Work required :: Go through the listing below and list every line with "laptop".

Exercise materials ::
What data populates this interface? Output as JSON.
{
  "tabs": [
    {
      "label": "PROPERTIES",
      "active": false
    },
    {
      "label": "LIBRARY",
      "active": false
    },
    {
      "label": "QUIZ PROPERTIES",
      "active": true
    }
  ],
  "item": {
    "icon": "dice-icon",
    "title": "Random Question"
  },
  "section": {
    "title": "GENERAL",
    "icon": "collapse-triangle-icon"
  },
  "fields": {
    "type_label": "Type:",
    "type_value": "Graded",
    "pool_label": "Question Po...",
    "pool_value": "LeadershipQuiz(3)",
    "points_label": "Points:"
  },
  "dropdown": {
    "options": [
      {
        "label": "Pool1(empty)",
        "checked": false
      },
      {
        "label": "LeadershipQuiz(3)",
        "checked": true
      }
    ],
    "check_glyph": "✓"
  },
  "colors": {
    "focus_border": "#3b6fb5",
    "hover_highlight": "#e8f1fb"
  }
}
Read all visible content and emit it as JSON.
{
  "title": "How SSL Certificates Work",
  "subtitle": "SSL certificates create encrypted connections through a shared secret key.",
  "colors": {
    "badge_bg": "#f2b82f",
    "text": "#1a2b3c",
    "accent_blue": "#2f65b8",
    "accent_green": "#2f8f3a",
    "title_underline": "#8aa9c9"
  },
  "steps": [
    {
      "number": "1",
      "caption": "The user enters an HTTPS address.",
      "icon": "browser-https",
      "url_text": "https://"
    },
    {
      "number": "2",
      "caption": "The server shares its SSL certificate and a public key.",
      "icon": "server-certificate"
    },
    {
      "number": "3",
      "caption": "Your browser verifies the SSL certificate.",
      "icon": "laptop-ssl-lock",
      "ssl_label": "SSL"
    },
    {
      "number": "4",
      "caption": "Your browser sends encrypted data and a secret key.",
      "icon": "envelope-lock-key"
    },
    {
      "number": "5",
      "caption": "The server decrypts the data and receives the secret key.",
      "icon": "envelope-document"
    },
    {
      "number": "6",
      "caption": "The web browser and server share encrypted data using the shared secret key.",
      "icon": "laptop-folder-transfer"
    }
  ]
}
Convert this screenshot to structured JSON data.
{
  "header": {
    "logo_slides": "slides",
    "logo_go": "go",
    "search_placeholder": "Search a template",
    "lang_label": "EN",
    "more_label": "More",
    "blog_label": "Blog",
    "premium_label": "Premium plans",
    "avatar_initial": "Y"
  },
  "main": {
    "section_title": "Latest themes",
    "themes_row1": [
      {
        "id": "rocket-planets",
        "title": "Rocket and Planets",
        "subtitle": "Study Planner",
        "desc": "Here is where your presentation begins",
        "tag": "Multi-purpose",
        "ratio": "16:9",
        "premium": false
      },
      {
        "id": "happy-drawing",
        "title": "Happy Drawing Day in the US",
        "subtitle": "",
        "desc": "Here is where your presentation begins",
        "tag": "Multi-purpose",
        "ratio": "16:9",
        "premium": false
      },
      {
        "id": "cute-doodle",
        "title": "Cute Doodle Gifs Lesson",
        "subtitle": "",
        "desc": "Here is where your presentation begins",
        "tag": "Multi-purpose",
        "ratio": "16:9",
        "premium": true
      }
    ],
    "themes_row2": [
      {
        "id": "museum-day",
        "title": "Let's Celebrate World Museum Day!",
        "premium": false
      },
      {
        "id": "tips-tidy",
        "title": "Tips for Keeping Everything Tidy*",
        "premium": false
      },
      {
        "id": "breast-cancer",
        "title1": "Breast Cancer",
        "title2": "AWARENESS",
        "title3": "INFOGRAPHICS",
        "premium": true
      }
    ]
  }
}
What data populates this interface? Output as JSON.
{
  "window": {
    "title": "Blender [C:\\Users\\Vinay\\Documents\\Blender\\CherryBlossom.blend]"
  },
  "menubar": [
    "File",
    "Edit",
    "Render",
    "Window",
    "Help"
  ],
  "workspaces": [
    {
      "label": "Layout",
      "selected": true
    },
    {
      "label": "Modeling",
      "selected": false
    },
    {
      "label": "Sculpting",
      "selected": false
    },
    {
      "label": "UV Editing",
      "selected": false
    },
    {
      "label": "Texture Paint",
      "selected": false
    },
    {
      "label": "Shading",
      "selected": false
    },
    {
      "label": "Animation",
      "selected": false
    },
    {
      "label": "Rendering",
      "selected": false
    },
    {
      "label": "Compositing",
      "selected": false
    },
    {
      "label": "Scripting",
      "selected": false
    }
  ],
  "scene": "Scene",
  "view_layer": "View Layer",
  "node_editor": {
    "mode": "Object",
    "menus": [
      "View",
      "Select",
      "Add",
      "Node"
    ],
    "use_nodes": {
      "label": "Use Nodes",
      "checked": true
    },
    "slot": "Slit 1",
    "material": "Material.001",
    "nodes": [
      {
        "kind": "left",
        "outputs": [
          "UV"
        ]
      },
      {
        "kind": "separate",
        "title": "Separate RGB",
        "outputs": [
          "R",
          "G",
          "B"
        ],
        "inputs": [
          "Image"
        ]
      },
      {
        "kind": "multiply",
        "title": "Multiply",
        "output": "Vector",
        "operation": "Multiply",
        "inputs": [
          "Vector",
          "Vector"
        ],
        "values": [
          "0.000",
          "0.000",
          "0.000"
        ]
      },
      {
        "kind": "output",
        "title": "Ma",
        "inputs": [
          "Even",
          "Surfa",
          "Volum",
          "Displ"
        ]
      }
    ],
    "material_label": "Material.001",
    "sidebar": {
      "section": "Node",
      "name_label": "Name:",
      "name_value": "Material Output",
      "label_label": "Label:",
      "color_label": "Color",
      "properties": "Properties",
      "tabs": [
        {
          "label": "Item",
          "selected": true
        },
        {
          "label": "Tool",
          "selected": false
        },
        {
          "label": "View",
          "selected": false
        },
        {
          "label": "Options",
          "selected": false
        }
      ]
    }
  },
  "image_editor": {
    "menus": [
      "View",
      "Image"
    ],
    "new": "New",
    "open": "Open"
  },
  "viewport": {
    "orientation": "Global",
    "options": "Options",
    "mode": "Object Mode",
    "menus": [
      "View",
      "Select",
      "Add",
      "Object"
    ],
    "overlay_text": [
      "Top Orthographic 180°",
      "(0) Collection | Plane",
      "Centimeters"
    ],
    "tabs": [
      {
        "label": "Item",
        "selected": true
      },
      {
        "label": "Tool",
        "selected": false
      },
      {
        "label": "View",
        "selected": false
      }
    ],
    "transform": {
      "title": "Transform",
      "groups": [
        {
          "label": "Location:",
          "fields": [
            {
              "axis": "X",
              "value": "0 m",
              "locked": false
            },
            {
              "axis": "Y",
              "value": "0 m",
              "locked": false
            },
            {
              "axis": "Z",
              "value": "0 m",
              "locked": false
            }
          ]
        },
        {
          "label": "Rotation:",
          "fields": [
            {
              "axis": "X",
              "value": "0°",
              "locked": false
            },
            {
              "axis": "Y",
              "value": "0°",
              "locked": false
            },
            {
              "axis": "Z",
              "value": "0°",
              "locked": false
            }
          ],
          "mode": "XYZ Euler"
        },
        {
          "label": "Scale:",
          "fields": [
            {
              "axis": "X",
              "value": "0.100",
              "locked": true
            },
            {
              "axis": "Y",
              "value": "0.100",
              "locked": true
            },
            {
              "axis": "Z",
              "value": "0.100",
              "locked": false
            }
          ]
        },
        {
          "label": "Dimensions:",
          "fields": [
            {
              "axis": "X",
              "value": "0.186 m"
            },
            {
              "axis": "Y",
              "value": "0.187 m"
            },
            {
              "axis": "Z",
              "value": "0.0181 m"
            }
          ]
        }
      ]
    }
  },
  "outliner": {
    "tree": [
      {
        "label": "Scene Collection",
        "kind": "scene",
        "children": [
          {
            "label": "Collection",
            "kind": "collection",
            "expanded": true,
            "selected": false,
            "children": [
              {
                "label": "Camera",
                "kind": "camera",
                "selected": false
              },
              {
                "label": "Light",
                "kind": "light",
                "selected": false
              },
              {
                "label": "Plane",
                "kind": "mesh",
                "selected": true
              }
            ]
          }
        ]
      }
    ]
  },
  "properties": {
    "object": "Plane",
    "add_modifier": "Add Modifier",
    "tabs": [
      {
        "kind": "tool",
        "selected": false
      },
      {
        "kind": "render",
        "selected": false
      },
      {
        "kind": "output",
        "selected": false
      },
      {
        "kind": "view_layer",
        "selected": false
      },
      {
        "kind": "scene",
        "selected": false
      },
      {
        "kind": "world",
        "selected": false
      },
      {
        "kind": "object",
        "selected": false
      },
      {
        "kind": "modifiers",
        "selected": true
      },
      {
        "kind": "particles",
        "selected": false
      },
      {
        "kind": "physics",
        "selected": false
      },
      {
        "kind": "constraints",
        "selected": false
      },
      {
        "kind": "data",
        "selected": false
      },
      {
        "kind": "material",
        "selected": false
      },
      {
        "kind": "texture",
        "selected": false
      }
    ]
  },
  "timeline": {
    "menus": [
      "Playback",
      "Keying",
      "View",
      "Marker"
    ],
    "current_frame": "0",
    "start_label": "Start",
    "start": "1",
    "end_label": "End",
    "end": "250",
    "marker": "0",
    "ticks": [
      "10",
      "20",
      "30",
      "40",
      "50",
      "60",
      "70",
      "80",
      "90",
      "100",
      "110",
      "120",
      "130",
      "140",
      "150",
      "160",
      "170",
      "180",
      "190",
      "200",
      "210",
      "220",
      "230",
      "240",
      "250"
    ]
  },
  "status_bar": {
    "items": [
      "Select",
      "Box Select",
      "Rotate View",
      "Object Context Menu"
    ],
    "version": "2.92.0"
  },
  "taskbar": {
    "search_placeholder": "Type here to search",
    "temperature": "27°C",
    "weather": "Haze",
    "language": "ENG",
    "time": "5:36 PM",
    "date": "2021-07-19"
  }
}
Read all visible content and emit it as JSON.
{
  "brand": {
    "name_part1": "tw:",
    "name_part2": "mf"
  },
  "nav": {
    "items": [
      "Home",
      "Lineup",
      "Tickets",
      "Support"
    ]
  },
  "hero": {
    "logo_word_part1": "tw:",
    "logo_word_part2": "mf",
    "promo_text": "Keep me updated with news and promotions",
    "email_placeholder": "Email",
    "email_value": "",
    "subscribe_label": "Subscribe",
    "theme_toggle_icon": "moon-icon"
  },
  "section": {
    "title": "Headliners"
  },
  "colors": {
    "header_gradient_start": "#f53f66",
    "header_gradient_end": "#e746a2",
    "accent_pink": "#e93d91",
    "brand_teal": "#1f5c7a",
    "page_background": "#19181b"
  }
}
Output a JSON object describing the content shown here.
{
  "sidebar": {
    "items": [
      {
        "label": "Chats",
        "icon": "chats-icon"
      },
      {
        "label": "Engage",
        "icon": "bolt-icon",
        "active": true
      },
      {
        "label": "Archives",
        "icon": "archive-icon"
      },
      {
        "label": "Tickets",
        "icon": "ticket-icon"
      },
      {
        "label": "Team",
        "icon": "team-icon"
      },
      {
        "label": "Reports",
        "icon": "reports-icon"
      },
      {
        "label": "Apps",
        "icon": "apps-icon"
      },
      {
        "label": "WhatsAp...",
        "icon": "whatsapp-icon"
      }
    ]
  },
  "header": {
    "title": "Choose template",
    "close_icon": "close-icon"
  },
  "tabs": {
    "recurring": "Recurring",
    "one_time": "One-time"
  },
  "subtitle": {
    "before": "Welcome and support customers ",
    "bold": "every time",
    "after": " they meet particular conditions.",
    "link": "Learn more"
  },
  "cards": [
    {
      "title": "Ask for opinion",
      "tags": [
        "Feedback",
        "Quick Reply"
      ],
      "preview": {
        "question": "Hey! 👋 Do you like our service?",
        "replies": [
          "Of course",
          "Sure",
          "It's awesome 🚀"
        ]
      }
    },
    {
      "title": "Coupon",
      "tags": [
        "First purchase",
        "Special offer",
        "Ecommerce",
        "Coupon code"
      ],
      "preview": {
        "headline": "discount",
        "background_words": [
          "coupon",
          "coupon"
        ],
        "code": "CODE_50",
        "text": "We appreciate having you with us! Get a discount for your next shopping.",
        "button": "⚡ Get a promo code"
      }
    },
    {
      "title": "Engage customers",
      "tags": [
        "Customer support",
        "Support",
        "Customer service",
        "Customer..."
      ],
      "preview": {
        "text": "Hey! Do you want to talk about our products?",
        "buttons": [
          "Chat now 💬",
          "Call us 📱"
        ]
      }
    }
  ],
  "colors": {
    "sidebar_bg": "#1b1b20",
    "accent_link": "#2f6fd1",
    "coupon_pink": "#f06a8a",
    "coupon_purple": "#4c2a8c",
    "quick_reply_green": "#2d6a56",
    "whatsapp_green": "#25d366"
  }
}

Output ::
      "icon": "laptop-ssl-lock",
      "icon": "laptop-folder-transfer"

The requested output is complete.